Data entries:
==========

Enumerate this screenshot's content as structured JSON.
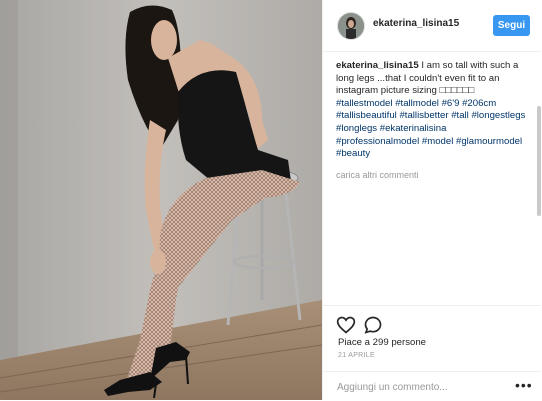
{
  "post": {
    "image_alt": "photo of a tall woman in a black bodysuit and fishnet tights sitting on a bar stool"
  },
  "header": {
    "username": "ekaterina_lisina15",
    "follow_label": "Segui"
  },
  "caption": {
    "author": "ekaterina_lisina15",
    "text": "I am so tall with such a long legs ...that I couldn't even fit to an instagram picture sizing □□□□□□",
    "hashtags": "#tallestmodel #tallmodel #6'9 #206cm #tallisbeautiful #tallisbetter #tall #longestlegs #longlegs #ekaterinalisina #professionalmodel #model #glamourmodel #beauty",
    "load_more": "carica altri commenti"
  },
  "actions": {
    "like_icon": "heart-icon",
    "comment_icon": "comment-icon",
    "likes_text": "Piace a 299 persone",
    "date": "21 APRILE"
  },
  "comment_box": {
    "placeholder": "Aggiungi un commento...",
    "more_icon": "ellipsis-icon"
  },
  "colors": {
    "accent": "#3897f0",
    "hashtag": "#003569",
    "muted": "#999999",
    "text": "#262626"
  }
}
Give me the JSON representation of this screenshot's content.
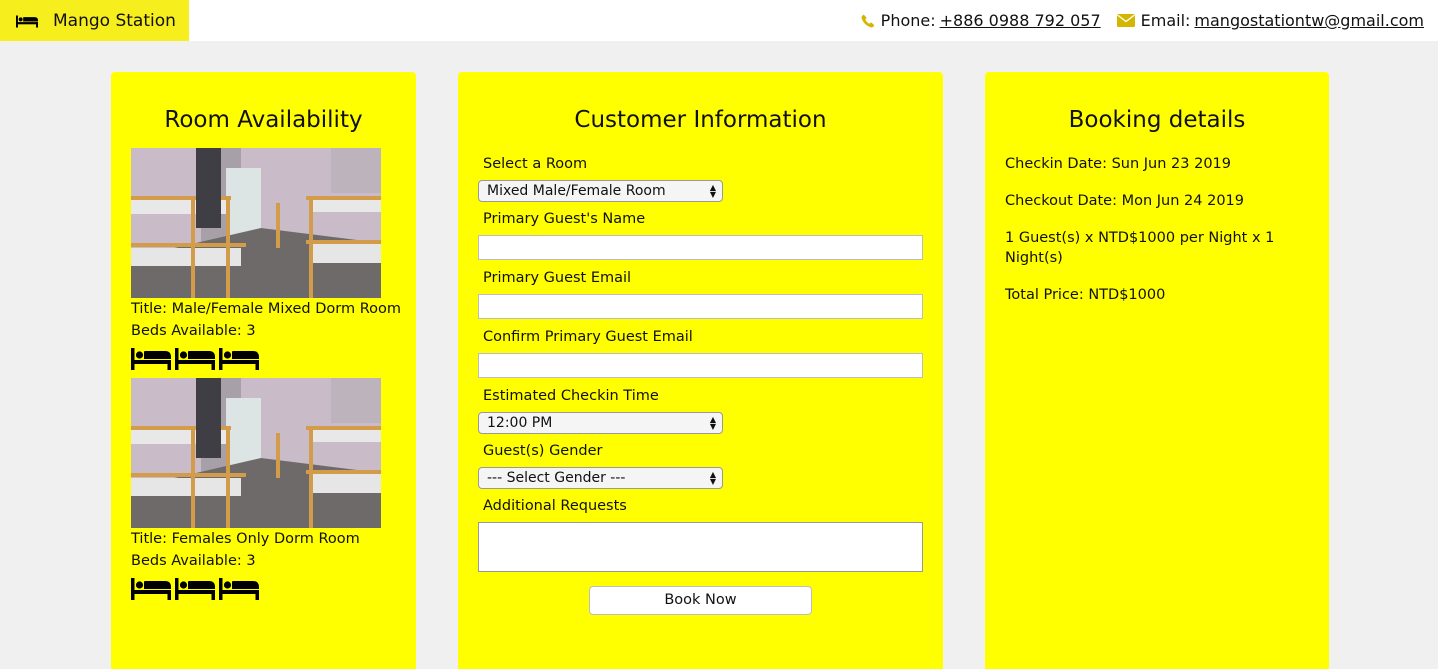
{
  "header": {
    "brand_name": "Mango Station",
    "phone_label": "Phone:",
    "phone_value": "+886 0988 792 057",
    "email_label": "Email:",
    "email_value": "mangostationtw@gmail.com"
  },
  "colors": {
    "accent_yellow": "#ffff00",
    "brand_yellow": "#f7ee1d",
    "icon_gold": "#d4b600"
  },
  "icons": {
    "brand": "bed-icon",
    "phone": "phone-icon",
    "email": "envelope-icon",
    "bed": "bed-icon"
  },
  "rooms_panel": {
    "title": "Room Availability",
    "rooms": [
      {
        "title": "Title: Male/Female Mixed Dorm Room",
        "beds": "Beds Available: 3",
        "bed_count": 3
      },
      {
        "title": "Title: Females Only Dorm Room",
        "beds": "Beds Available: 3",
        "bed_count": 3
      }
    ]
  },
  "customer_panel": {
    "title": "Customer Information",
    "room_label": "Select a Room",
    "room_value": "Mixed Male/Female Room",
    "name_label": "Primary Guest's Name",
    "name_value": "",
    "email_label": "Primary Guest Email",
    "email_value": "",
    "confirm_email_label": "Confirm Primary Guest Email",
    "confirm_email_value": "",
    "checkin_label": "Estimated Checkin Time",
    "checkin_value": "12:00 PM",
    "gender_label": "Guest(s) Gender",
    "gender_value": "--- Select Gender ---",
    "requests_label": "Additional Requests",
    "requests_value": "",
    "book_button": "Book Now"
  },
  "booking_panel": {
    "title": "Booking details",
    "checkin": "Checkin Date: Sun Jun 23 2019",
    "checkout": "Checkout Date: Mon Jun 24 2019",
    "price_line": "1 Guest(s) x NTD$1000 per Night x 1 Night(s)",
    "total": "Total Price: NTD$1000"
  }
}
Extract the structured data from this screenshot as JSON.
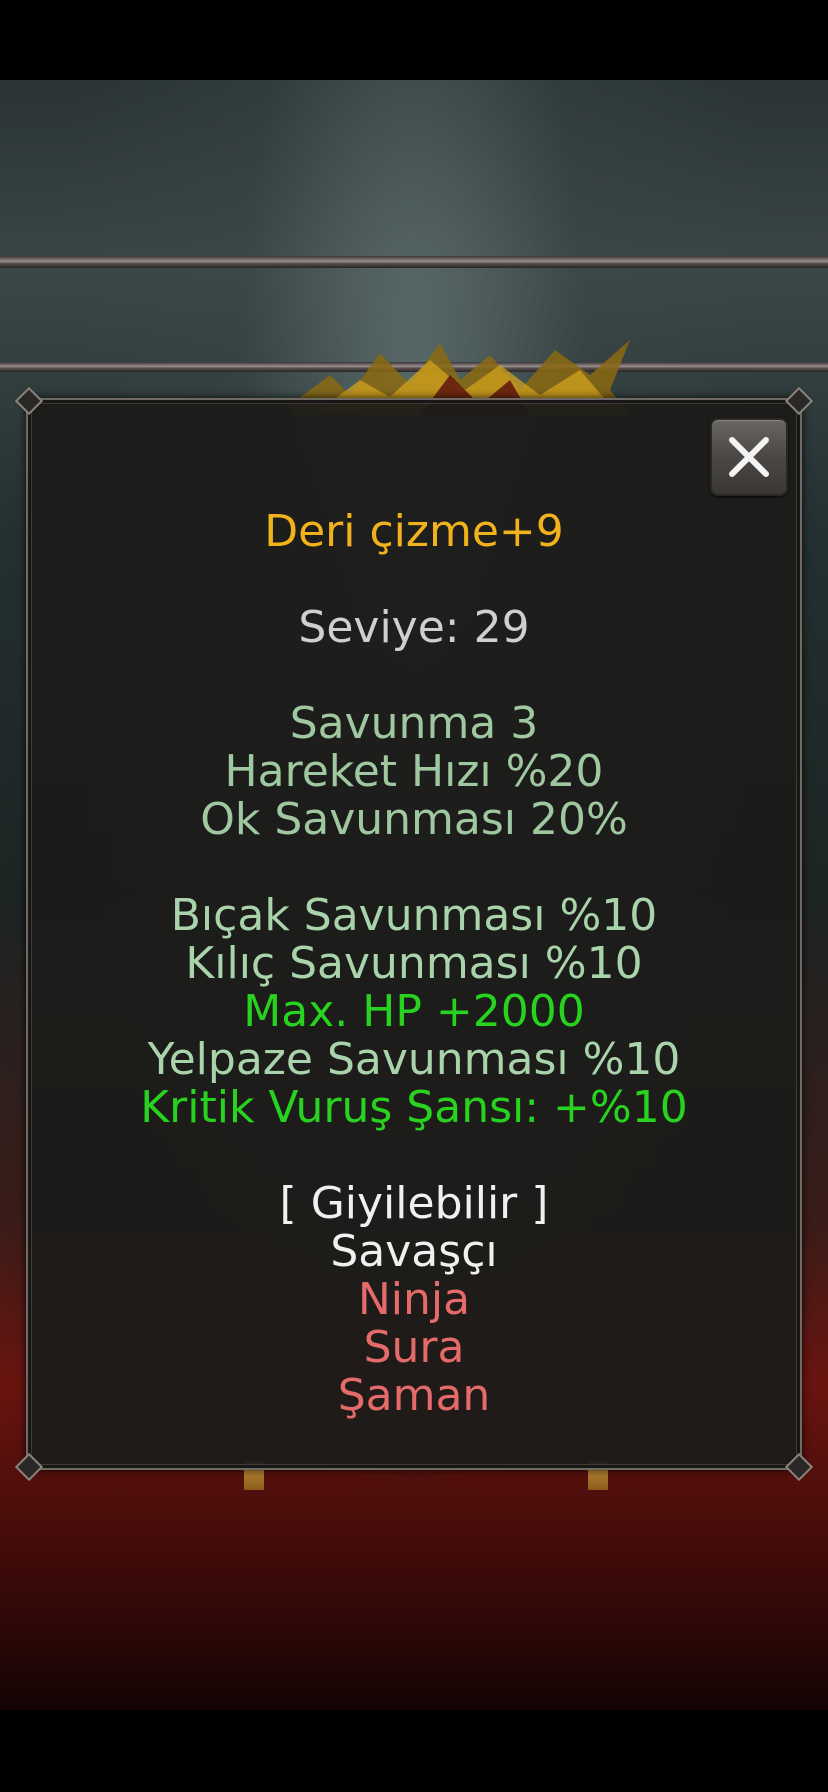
{
  "item_tooltip": {
    "close_icon": "close-x-icon",
    "title": "Deri çizme+9",
    "level": "Seviye: 29",
    "base_attributes": [
      "Savunma 3",
      "Hareket Hızı %20",
      "Ok Savunması 20%"
    ],
    "bonuses": [
      {
        "text": "Bıçak Savunması %10",
        "color": "#a9d3ab"
      },
      {
        "text": "Kılıç Savunması %10",
        "color": "#a9d3ab"
      },
      {
        "text": "Max. HP +2000",
        "color": "#27d31f"
      },
      {
        "text": "Yelpaze Savunması %10",
        "color": "#a9d3ab"
      },
      {
        "text": "Kritik Vuruş Şansı: +%10",
        "color": "#27d31f"
      }
    ],
    "wearable_header": "[ Giyilebilir ]",
    "classes": [
      {
        "text": "Savaşçı",
        "color": "#f0f0f0"
      },
      {
        "text": "Ninja",
        "color": "#e56a6a"
      },
      {
        "text": "Sura",
        "color": "#e56a6a"
      },
      {
        "text": "Şaman",
        "color": "#e56a6a"
      }
    ]
  },
  "colors": {
    "title": "#f2b21c",
    "level": "#cfcfcf",
    "base_attribute": "#9fc7a0",
    "panel_background": "#1c1c1a",
    "panel_border": "#6f6a63"
  }
}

==========

• The task:
Copy the data word for word. Pictures do not go in the copy.

• Answer to the task:
Enumerate this screenshot's content as structured JSON.
{
  "post": {
    "image_alt": "photo of a tall woman in a black bodysuit and fishnet tights sitting on a bar stool"
  },
  "header": {
    "username": "ekaterina_lisina15",
    "follow_label": "Segui"
  },
  "caption": {
    "author": "ekaterina_lisina15",
    "text": "I am so tall with such a long legs ...that I couldn't even fit to an instagram picture sizing □□□□□□",
    "hashtags": "#tallestmodel #tallmodel #6'9 #206cm #tallisbeautiful #tallisbetter #tall #longestlegs #longlegs #ekaterinalisina #professionalmodel #model #glamourmodel #beauty",
    "load_more": "carica altri commenti"
  },
  "actions": {
    "like_icon": "heart-icon",
    "comment_icon": "comment-icon",
    "likes_text": "Piace a 299 persone",
    "date": "21 APRILE"
  },
  "comment_box": {
    "placeholder": "Aggiungi un commento...",
    "more_icon": "ellipsis-icon"
  },
  "colors": {
    "accent": "#3897f0",
    "hashtag": "#003569",
    "muted": "#999999",
    "text": "#262626"
  }
}
Give me the JSON representation of this screenshot's content.
{
  "header": {
    "brand_name": "Mango Station",
    "phone_label": "Phone:",
    "phone_value": "+886 0988 792 057",
    "email_label": "Email:",
    "email_value": "mangostationtw@gmail.com"
  },
  "colors": {
    "accent_yellow": "#ffff00",
    "brand_yellow": "#f7ee1d",
    "icon_gold": "#d4b600"
  },
  "icons": {
    "brand": "bed-icon",
    "phone": "phone-icon",
    "email": "envelope-icon",
    "bed": "bed-icon"
  },
  "rooms_panel": {
    "title": "Room Availability",
    "rooms": [
      {
        "title": "Title: Male/Female Mixed Dorm Room",
        "beds": "Beds Available: 3",
        "bed_count": 3
      },
      {
        "title": "Title: Females Only Dorm Room",
        "beds": "Beds Available: 3",
        "bed_count": 3
      }
    ]
  },
  "customer_panel": {
    "title": "Customer Information",
    "room_label": "Select a Room",
    "room_value": "Mixed Male/Female Room",
    "name_label": "Primary Guest's Name",
    "name_value": "",
    "email_label": "Primary Guest Email",
    "email_value": "",
    "confirm_email_label": "Confirm Primary Guest Email",
    "confirm_email_value": "",
    "checkin_label": "Estimated Checkin Time",
    "checkin_value": "12:00 PM",
    "gender_label": "Guest(s) Gender",
    "gender_value": "--- Select Gender ---",
    "requests_label": "Additional Requests",
    "requests_value": "",
    "book_button": "Book Now"
  },
  "booking_panel": {
    "title": "Booking details",
    "checkin": "Checkin Date: Sun Jun 23 2019",
    "checkout": "Checkout Date: Mon Jun 24 2019",
    "price_line": "1 Guest(s) x NTD$1000 per Night x 1 Night(s)",
    "total": "Total Price: NTD$1000"
  }
}
Extract the structured data from this screenshot as JSON.
{
  "item_tooltip": {
    "close_icon": "close-x-icon",
    "title": "Deri çizme+9",
    "level": "Seviye: 29",
    "base_attributes": [
      "Savunma 3",
      "Hareket Hızı %20",
      "Ok Savunması 20%"
    ],
    "bonuses": [
      {
        "text": "Bıçak Savunması %10",
        "color": "#a9d3ab"
      },
      {
        "text": "Kılıç Savunması %10",
        "color": "#a9d3ab"
      },
      {
        "text": "Max. HP +2000",
        "color": "#27d31f"
      },
      {
        "text": "Yelpaze Savunması %10",
        "color": "#a9d3ab"
      },
      {
        "text": "Kritik Vuruş Şansı: +%10",
        "color": "#27d31f"
      }
    ],
    "wearable_header": "[ Giyilebilir ]",
    "classes": [
      {
        "text": "Savaşçı",
        "color": "#f0f0f0"
      },
      {
        "text": "Ninja",
        "color": "#e56a6a"
      },
      {
        "text": "Sura",
        "color": "#e56a6a"
      },
      {
        "text": "Şaman",
        "color": "#e56a6a"
      }
    ]
  },
  "colors": {
    "title": "#f2b21c",
    "level": "#cfcfcf",
    "base_attribute": "#9fc7a0",
    "panel_background": "#1c1c1a",
    "panel_border": "#6f6a63"
  }
}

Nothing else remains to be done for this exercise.